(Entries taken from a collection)
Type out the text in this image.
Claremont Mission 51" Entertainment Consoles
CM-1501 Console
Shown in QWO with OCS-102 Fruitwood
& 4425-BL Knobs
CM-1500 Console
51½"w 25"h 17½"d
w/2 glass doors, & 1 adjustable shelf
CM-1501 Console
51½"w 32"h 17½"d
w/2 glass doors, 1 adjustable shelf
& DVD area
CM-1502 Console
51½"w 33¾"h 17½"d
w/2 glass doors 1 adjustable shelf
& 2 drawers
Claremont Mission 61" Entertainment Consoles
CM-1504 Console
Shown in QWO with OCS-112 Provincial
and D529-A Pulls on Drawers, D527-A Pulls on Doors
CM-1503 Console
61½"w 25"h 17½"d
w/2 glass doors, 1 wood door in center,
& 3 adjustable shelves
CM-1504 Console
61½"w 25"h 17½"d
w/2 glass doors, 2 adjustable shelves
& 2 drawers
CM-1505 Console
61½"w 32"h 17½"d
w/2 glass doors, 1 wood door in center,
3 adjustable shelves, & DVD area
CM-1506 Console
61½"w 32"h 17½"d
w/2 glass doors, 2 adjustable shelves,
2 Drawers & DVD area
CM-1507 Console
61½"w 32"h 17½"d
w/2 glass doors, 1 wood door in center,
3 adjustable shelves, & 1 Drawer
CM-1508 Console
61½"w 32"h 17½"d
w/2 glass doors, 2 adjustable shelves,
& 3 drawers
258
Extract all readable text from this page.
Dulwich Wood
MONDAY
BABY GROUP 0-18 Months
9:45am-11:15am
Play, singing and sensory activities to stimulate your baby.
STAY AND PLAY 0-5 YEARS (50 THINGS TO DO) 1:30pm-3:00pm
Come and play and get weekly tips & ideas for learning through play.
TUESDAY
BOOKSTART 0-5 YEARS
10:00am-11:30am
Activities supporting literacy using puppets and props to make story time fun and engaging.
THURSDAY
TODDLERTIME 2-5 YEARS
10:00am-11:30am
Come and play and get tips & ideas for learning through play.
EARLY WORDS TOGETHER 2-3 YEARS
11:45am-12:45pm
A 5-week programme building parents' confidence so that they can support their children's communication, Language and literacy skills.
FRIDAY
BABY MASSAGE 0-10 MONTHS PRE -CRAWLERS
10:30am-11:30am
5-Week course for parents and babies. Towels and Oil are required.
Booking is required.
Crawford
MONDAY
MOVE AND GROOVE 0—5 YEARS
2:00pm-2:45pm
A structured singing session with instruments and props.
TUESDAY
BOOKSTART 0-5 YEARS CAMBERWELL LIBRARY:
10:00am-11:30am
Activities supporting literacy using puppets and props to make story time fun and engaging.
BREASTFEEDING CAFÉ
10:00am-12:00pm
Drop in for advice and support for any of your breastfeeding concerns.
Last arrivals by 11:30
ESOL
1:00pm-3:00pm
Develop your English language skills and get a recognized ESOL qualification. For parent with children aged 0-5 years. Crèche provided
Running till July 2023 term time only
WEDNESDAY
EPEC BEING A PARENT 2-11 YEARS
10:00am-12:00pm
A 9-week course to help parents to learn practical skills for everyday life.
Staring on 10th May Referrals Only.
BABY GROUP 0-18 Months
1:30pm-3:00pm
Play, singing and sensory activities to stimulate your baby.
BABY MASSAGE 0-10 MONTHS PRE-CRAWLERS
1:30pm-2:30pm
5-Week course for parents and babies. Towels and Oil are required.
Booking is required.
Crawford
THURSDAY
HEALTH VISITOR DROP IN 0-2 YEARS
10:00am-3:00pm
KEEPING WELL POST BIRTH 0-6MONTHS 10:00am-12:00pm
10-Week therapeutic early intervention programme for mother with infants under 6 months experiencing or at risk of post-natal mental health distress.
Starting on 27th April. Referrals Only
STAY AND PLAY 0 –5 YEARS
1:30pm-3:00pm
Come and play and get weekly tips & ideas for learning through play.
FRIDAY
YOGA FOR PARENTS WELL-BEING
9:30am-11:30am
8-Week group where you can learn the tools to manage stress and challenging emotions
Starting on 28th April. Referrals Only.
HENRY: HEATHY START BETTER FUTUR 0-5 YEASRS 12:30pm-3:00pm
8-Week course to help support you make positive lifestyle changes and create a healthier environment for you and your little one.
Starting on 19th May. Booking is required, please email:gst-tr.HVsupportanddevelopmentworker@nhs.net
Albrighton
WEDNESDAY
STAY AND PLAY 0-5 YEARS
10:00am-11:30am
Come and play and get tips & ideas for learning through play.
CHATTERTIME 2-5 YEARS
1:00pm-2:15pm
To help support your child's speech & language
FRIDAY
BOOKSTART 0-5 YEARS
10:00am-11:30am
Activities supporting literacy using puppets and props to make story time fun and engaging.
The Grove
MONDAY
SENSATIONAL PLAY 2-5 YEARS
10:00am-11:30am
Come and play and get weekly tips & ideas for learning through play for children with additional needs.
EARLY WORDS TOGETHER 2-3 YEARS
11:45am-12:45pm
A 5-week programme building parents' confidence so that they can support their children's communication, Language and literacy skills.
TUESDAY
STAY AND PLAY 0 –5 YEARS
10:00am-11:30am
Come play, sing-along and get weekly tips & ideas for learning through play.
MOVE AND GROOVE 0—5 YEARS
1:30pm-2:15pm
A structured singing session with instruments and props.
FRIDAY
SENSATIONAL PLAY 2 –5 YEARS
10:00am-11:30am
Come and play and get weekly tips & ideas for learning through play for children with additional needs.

* **Description of the task**
Write out the full listing, keeping every line exactly as it is.

* **Solution for this task**
Type out the text in this image.
Claremont Mission 51" Entertainment Consoles
CM-1501 Console
Shown in QWO with OCS-102 Fruitwood
& 4425-BL Knobs
CM-1500 Console
51½"w 25"h 17½"d
w/2 glass doors, & 1 adjustable shelf
CM-1501 Console
51½"w 32"h 17½"d
w/2 glass doors, 1 adjustable shelf
& DVD area
CM-1502 Console
51½"w 33¾"h 17½"d
w/2 glass doors 1 adjustable shelf
& 2 drawers
Claremont Mission 61" Entertainment Consoles
CM-1504 Console
Shown in QWO with OCS-112 Provincial
and D529-A Pulls on Drawers, D527-A Pulls on Doors
CM-1503 Console
61½"w 25"h 17½"d
w/2 glass doors, 1 wood door in center,
& 3 adjustable shelves
CM-1504 Console
61½"w 25"h 17½"d
w/2 glass doors, 2 adjustable shelves
& 2 drawers
CM-1505 Console
61½"w 32"h 17½"d
w/2 glass doors, 1 wood door in center,
3 adjustable shelves, & DVD area
CM-1506 Console
61½"w 32"h 17½"d
w/2 glass doors, 2 adjustable shelves,
2 Drawers & DVD area
CM-1507 Console
61½"w 32"h 17½"d
w/2 glass doors, 1 wood door in center,
3 adjustable shelves, & 1 Drawer
CM-1508 Console
61½"w 32"h 17½"d
w/2 glass doors, 2 adjustable shelves,
& 3 drawers
258
Extract all readable text from this page.
Dulwich Wood
MONDAY
BABY GROUP 0-18 Months
9:45am-11:15am
Play, singing and sensory activities to stimulate your baby.
STAY AND PLAY 0-5 YEARS (50 THINGS TO DO) 1:30pm-3:00pm
Come and play and get weekly tips & ideas for learning through play.
TUESDAY
BOOKSTART 0-5 YEARS
10:00am-11:30am
Activities supporting literacy using puppets and props to make story time fun and engaging.
THURSDAY
TODDLERTIME 2-5 YEARS
10:00am-11:30am
Come and play and get tips & ideas for learning through play.
EARLY WORDS TOGETHER 2-3 YEARS
11:45am-12:45pm
A 5-week programme building parents' confidence so that they can support their children's communication, Language and literacy skills.
FRIDAY
BABY MASSAGE 0-10 MONTHS PRE -CRAWLERS
10:30am-11:30am
5-Week course for parents and babies. Towels and Oil are required.
Booking is required.
Crawford
MONDAY
MOVE AND GROOVE 0—5 YEARS
2:00pm-2:45pm
A structured singing session with instruments and props.
TUESDAY
BOOKSTART 0-5 YEARS CAMBERWELL LIBRARY:
10:00am-11:30am
Activities supporting literacy using puppets and props to make story time fun and engaging.
BREASTFEEDING CAFÉ
10:00am-12:00pm
Drop in for advice and support for any of your breastfeeding concerns.
Last arrivals by 11:30
ESOL
1:00pm-3:00pm
Develop your English language skills and get a recognized ESOL qualification. For parent with children aged 0-5 years. Crèche provided
Running till July 2023 term time only
WEDNESDAY
EPEC BEING A PARENT 2-11 YEARS
10:00am-12:00pm
A 9-week course to help parents to learn practical skills for everyday life.
Staring on 10th May Referrals Only.
BABY GROUP 0-18 Months
1:30pm-3:00pm
Play, singing and sensory activities to stimulate your baby.
BABY MASSAGE 0-10 MONTHS PRE-CRAWLERS
1:30pm-2:30pm
5-Week course for parents and babies. Towels and Oil are required.
Booking is required.
Crawford
THURSDAY
HEALTH VISITOR DROP IN 0-2 YEARS
10:00am-3:00pm
KEEPING WELL POST BIRTH 0-6MONTHS 10:00am-12:00pm
10-Week therapeutic early intervention programme for mother with infants under 6 months experiencing or at risk of post-natal mental health distress.
Starting on 27th April. Referrals Only
STAY AND PLAY 0 –5 YEARS
1:30pm-3:00pm
Come and play and get weekly tips & ideas for learning through play.
FRIDAY
YOGA FOR PARENTS WELL-BEING
9:30am-11:30am
8-Week group where you can learn the tools to manage stress and challenging emotions
Starting on 28th April. Referrals Only.
HENRY: HEATHY START BETTER FUTUR 0-5 YEASRS 12:30pm-3:00pm
8-Week course to help support you make positive lifestyle changes and create a healthier environment for you and your little one.
Starting on 19th May. Booking is required, please email:gst-tr.HVsupportanddevelopmentworker@nhs.net
Albrighton
WEDNESDAY
STAY AND PLAY 0-5 YEARS
10:00am-11:30am
Come and play and get tips & ideas for learning through play.
CHATTERTIME 2-5 YEARS
1:00pm-2:15pm
To help support your child's speech & language
FRIDAY
BOOKSTART 0-5 YEARS
10:00am-11:30am
Activities supporting literacy using puppets and props to make story time fun and engaging.
The Grove
MONDAY
SENSATIONAL PLAY 2-5 YEARS
10:00am-11:30am
Come and play and get weekly tips & ideas for learning through play for children with additional needs.
EARLY WORDS TOGETHER 2-3 YEARS
11:45am-12:45pm
A 5-week programme building parents' confidence so that they can support their children's communication, Language and literacy skills.
TUESDAY
STAY AND PLAY 0 –5 YEARS
10:00am-11:30am
Come play, sing-along and get weekly tips & ideas for learning through play.
MOVE AND GROOVE 0—5 YEARS
1:30pm-2:15pm
A structured singing session with instruments and props.
FRIDAY
SENSATIONAL PLAY 2 –5 YEARS
10:00am-11:30am
Come and play and get weekly tips & ideas for learning through play for children with additional needs.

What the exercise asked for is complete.